## start Task inputs

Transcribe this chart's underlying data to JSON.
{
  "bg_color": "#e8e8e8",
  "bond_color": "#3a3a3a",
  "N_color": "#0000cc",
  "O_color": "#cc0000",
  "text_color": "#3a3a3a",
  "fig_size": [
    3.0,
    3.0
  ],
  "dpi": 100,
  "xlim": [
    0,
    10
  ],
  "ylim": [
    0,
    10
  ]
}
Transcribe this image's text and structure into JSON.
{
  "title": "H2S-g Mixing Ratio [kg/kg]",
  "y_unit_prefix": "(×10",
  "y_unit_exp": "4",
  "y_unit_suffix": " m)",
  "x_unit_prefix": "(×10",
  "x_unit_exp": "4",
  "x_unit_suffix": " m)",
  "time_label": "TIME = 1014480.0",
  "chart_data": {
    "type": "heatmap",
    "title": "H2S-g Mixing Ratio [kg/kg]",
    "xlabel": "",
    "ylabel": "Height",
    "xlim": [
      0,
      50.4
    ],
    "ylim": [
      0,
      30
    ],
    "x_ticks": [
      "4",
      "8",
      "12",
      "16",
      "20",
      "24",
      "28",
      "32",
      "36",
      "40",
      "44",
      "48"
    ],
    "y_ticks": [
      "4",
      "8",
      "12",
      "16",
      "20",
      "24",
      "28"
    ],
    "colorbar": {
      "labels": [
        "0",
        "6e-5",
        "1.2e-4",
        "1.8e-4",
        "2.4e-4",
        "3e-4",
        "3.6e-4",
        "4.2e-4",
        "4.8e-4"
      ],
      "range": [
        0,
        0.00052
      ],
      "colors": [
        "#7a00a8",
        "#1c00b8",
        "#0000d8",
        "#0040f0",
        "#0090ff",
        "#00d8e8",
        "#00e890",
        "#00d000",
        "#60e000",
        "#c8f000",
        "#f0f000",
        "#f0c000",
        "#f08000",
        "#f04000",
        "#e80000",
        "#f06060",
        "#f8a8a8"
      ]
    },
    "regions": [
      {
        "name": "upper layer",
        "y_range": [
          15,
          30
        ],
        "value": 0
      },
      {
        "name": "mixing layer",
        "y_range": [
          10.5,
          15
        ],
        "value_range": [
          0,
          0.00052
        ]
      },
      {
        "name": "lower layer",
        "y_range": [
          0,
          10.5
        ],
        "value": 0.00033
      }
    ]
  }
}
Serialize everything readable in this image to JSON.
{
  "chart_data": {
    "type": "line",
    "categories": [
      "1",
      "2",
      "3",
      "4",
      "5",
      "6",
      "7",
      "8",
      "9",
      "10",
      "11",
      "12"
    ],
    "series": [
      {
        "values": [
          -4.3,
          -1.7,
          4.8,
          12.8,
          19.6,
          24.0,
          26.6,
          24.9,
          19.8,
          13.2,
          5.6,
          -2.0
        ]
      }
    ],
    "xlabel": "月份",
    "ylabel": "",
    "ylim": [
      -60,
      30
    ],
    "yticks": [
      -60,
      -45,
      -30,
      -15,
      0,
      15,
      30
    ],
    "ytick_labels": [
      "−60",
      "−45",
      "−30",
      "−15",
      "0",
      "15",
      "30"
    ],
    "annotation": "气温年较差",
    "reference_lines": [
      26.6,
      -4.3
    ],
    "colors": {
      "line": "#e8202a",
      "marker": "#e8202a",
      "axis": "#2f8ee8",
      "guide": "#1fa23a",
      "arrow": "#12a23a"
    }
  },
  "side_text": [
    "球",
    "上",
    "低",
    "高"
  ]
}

## end Task inputs

Search the lines for "image". Copy each line that has it.

**Problem solution**.
Transcribe this image's text and structure into JSON.
Serialize everything readable in this image to JSON.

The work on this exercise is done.